WORK INSTRUCTIONS:
Will you output the entries below exactly, skipping every image they contain?

Collected data:

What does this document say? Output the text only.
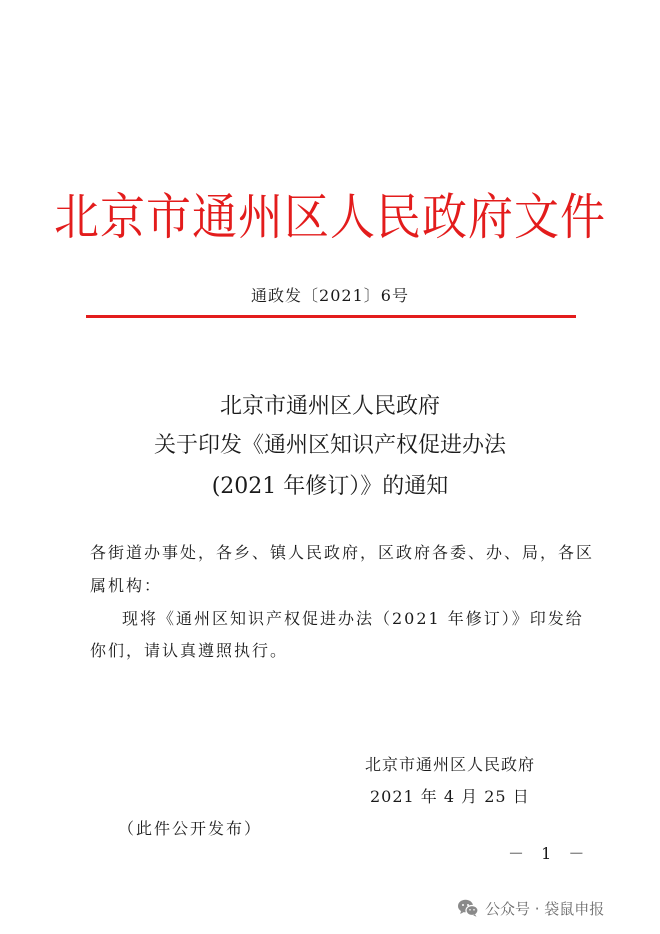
北京市通州区人民政府文件
通政发〔2021〕6号
北京市通州区人民政府
关于印发《通州区知识产权促进办法
(2021 年修订）》的通知
各街道办事处，各乡、镇人民政府，区政府各委、办、局，各区
属机构：
现将《通州区知识产权促进办法（2021 年修订）》印发给
你们，请认真遵照执行。
北京市通州区人民政府
2021 年 4 月 25 日
（此件公开发布）
－ 1 －
公众号 · 袋鼠申报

TASK RESPONSE:
What does this document say? Output the text only.
北京市通州区人民政府文件
通政发〔2021〕6号
北京市通州区人民政府
关于印发《通州区知识产权促进办法
(2021 年修订）》的通知
各街道办事处，各乡、镇人民政府，区政府各委、办、局，各区
属机构：
现将《通州区知识产权促进办法（2021 年修订）》印发给
你们，请认真遵照执行。
北京市通州区人民政府
2021 年 4 月 25 日
（此件公开发布）
－ 1 －
公众号 · 袋鼠申报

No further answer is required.